WHAT YOU NEED TO DO —
Return the records that follow, matching each one exactly.

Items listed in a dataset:

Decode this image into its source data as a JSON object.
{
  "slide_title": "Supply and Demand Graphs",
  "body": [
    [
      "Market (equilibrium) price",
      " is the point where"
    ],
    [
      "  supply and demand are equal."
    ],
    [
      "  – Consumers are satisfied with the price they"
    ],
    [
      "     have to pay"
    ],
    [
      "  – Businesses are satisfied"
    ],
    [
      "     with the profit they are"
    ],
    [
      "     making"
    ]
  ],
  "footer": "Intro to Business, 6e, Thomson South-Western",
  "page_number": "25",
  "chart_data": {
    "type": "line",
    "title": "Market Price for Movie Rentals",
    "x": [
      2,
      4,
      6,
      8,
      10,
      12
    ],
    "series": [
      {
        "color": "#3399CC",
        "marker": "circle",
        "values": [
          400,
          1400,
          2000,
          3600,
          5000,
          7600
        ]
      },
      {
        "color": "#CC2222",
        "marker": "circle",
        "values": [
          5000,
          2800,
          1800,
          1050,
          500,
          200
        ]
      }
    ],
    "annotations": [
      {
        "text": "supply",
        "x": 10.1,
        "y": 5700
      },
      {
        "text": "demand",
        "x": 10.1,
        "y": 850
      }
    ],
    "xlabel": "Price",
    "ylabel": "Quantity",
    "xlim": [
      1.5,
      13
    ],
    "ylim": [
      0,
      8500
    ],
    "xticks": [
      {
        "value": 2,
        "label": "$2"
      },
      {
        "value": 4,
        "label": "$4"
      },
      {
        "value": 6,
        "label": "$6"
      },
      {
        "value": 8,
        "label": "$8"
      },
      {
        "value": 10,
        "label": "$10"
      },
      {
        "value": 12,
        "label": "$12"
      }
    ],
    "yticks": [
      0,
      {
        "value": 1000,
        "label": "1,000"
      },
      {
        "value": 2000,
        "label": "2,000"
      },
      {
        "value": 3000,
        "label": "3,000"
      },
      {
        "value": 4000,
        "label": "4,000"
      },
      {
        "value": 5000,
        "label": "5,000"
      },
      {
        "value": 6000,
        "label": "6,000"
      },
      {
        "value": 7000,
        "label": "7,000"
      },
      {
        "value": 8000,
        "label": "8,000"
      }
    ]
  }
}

WRITTEN RESPONSE —
Decode this image into its source data as a JSON object.
{
  "slide_title": "Supply and Demand Graphs",
  "body": [
    [
      "Market (equilibrium) price",
      " is the point where"
    ],
    [
      "  supply and demand are equal."
    ],
    [
      "  – Consumers are satisfied with the price they"
    ],
    [
      "     have to pay"
    ],
    [
      "  – Businesses are satisfied"
    ],
    [
      "     with the profit they are"
    ],
    [
      "     making"
    ]
  ],
  "footer": "Intro to Business, 6e, Thomson South-Western",
  "page_number": "25",
  "chart_data": {
    "type": "line",
    "title": "Market Price for Movie Rentals",
    "x": [
      2,
      4,
      6,
      8,
      10,
      12
    ],
    "series": [
      {
        "color": "#3399CC",
        "marker": "circle",
        "values": [
          400,
          1400,
          2000,
          3600,
          5000,
          7600
        ]
      },
      {
        "color": "#CC2222",
        "marker": "circle",
        "values": [
          5000,
          2800,
          1800,
          1050,
          500,
          200
        ]
      }
    ],
    "annotations": [
      {
        "text": "supply",
        "x": 10.1,
        "y": 5700
      },
      {
        "text": "demand",
        "x": 10.1,
        "y": 850
      }
    ],
    "xlabel": "Price",
    "ylabel": "Quantity",
    "xlim": [
      1.5,
      13
    ],
    "ylim": [
      0,
      8500
    ],
    "xticks": [
      {
        "value": 2,
        "label": "$2"
      },
      {
        "value": 4,
        "label": "$4"
      },
      {
        "value": 6,
        "label": "$6"
      },
      {
        "value": 8,
        "label": "$8"
      },
      {
        "value": 10,
        "label": "$10"
      },
      {
        "value": 12,
        "label": "$12"
      }
    ],
    "yticks": [
      0,
      {
        "value": 1000,
        "label": "1,000"
      },
      {
        "value": 2000,
        "label": "2,000"
      },
      {
        "value": 3000,
        "label": "3,000"
      },
      {
        "value": 4000,
        "label": "4,000"
      },
      {
        "value": 5000,
        "label": "5,000"
      },
      {
        "value": 6000,
        "label": "6,000"
      },
      {
        "value": 7000,
        "label": "7,000"
      },
      {
        "value": 8000,
        "label": "8,000"
      }
    ]
  }
}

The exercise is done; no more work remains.